═══ STORED RECORDS

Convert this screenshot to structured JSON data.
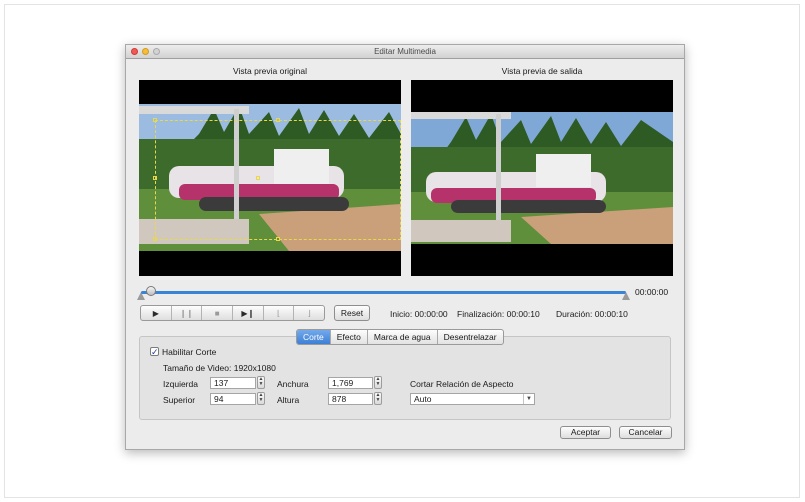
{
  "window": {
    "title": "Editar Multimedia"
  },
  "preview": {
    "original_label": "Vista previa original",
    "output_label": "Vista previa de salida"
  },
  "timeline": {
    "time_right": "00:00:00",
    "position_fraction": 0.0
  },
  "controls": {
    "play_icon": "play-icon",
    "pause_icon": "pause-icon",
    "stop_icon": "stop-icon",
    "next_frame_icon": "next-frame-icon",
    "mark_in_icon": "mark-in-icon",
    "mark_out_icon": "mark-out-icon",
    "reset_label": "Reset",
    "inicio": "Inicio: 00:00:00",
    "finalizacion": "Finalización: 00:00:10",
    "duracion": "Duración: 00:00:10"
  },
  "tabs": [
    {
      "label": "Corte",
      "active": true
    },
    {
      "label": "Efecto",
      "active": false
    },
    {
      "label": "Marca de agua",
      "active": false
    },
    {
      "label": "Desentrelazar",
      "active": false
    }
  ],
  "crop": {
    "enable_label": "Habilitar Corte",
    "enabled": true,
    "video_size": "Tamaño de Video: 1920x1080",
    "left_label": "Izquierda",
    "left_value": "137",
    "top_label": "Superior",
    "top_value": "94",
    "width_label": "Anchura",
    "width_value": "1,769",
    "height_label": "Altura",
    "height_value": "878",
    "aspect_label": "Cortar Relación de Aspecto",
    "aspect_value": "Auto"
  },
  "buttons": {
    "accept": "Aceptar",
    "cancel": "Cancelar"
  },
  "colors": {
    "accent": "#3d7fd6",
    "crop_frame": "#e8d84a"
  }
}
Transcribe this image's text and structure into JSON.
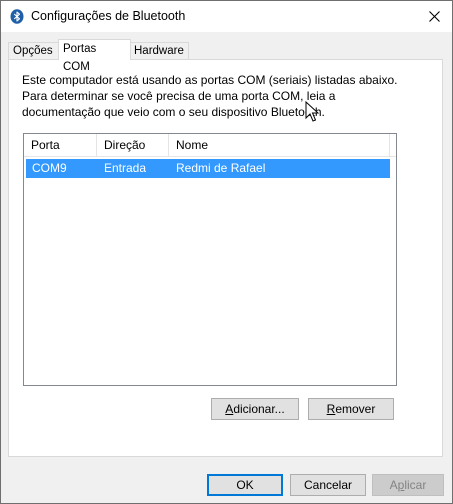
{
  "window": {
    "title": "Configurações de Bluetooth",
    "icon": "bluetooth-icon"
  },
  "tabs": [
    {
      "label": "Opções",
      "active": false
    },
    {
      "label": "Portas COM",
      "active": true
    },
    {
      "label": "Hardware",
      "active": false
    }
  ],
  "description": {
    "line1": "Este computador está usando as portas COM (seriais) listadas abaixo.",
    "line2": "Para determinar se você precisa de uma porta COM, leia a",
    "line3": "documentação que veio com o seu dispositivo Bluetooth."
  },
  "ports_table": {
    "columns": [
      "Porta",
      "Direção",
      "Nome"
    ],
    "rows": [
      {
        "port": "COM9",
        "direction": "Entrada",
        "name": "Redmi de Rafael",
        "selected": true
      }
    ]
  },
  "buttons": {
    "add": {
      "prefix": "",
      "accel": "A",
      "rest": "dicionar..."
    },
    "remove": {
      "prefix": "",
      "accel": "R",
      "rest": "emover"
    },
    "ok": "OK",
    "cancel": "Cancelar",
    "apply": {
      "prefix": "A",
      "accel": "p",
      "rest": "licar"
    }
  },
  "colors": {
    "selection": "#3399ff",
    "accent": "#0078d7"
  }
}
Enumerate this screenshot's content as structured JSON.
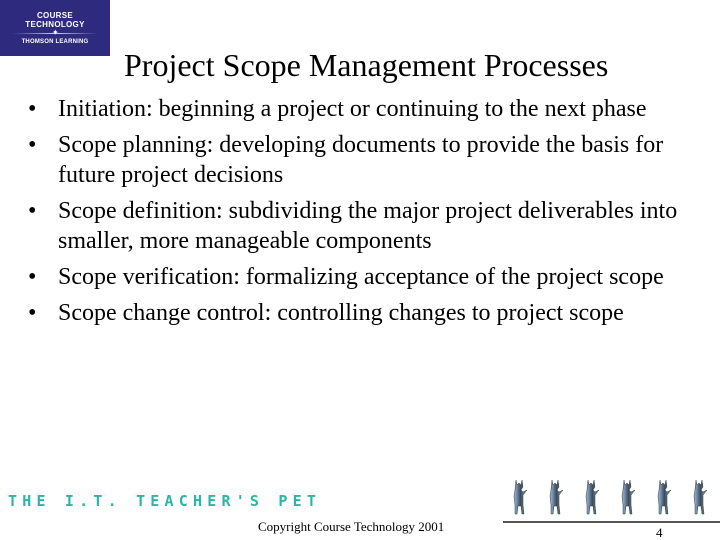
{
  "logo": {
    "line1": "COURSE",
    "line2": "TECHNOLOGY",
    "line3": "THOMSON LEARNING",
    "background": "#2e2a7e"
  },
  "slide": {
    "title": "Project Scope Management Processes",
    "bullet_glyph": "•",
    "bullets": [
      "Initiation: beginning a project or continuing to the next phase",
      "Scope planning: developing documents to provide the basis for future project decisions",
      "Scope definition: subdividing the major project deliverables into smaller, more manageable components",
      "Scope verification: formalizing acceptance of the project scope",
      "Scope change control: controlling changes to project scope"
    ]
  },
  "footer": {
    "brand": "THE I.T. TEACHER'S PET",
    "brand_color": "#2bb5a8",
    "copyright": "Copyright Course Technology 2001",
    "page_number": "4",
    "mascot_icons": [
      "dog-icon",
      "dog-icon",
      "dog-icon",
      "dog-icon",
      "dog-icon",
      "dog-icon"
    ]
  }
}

══════
═══ STORED RECORDS

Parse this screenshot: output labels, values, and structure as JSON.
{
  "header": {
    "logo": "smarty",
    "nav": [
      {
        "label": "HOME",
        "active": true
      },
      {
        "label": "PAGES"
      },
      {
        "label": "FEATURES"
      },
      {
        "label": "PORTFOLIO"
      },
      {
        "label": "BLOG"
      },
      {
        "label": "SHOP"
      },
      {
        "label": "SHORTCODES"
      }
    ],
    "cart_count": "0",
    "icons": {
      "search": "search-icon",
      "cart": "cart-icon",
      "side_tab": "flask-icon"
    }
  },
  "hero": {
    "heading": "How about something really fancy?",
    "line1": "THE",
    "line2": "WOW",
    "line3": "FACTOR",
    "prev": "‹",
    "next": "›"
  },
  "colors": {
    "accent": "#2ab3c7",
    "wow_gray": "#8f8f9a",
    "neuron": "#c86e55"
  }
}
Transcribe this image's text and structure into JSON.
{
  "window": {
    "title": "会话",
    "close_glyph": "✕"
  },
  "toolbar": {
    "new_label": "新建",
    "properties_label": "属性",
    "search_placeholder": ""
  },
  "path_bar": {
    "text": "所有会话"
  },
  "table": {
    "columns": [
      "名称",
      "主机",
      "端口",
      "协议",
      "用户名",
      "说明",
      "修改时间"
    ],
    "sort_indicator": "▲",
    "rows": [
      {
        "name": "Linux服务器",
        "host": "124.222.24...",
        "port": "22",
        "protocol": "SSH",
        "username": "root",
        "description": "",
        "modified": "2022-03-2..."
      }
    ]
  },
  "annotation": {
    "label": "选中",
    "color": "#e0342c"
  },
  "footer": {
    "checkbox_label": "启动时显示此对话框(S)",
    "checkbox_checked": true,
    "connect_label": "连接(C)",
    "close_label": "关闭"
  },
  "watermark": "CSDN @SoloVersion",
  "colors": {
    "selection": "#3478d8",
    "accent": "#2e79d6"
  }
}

══════
═══ STORED RECORDS

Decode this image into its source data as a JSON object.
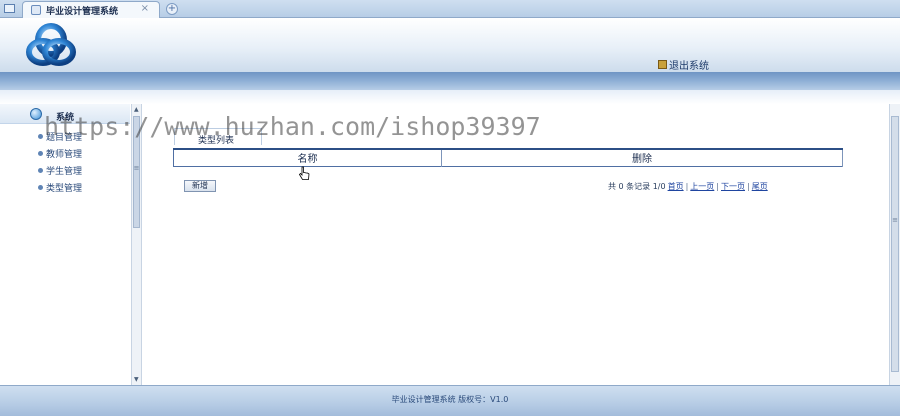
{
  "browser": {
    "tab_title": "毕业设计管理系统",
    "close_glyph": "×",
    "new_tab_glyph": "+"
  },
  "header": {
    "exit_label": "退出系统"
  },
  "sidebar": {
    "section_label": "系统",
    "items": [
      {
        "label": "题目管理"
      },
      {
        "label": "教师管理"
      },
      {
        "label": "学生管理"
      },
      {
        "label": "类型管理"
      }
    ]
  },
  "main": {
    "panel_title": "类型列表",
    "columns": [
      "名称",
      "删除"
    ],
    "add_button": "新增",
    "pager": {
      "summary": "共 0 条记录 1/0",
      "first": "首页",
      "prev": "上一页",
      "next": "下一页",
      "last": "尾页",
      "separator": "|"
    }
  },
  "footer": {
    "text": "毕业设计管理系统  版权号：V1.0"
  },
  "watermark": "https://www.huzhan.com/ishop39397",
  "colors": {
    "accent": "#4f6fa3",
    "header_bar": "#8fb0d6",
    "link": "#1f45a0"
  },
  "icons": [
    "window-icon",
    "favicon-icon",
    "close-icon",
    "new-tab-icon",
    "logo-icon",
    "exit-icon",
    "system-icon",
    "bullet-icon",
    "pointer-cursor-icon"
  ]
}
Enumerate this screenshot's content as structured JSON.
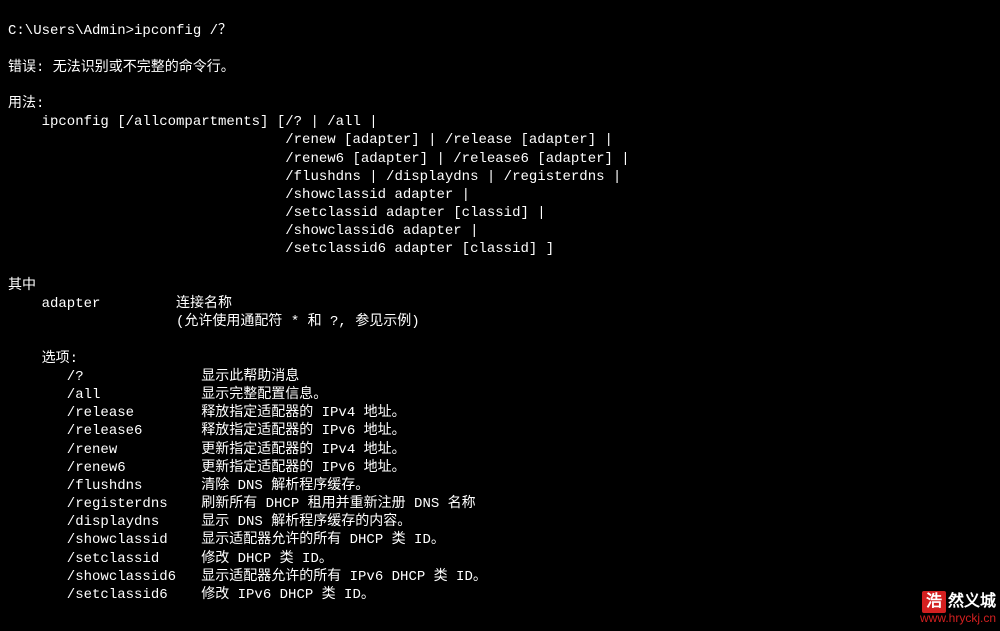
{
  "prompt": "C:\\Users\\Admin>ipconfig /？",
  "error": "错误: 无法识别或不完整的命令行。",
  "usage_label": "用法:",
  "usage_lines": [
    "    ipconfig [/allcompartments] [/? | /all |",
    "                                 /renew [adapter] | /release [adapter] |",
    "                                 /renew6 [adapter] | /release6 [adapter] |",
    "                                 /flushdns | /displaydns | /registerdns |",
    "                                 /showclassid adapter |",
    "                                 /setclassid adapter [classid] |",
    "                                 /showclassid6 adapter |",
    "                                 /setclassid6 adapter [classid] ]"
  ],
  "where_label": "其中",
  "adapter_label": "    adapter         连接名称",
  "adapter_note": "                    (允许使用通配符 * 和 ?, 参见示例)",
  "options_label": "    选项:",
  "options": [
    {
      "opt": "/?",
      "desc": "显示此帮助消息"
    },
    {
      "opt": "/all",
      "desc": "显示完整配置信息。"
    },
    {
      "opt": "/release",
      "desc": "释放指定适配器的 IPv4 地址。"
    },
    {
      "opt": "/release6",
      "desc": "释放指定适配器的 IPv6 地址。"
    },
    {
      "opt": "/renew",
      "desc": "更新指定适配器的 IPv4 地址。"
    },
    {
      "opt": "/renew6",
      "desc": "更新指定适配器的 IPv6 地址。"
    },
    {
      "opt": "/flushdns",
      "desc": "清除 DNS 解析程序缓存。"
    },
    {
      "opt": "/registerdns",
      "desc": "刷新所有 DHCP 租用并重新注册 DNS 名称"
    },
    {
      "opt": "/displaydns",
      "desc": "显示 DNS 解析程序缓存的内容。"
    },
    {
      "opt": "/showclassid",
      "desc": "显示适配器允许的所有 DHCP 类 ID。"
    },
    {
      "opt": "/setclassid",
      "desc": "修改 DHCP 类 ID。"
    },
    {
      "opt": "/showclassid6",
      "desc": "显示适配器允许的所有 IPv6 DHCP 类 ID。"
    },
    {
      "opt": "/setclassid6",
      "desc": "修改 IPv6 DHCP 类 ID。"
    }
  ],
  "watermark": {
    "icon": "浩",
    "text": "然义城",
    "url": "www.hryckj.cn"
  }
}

══════

### GIVEN INSTRUCTION
Show all lines from the records above where the word "data" occurs.

### WRITTEN RESPONSE
Convert this screenshot to structured JSON data.
Decode this image into its source data as a JSON object.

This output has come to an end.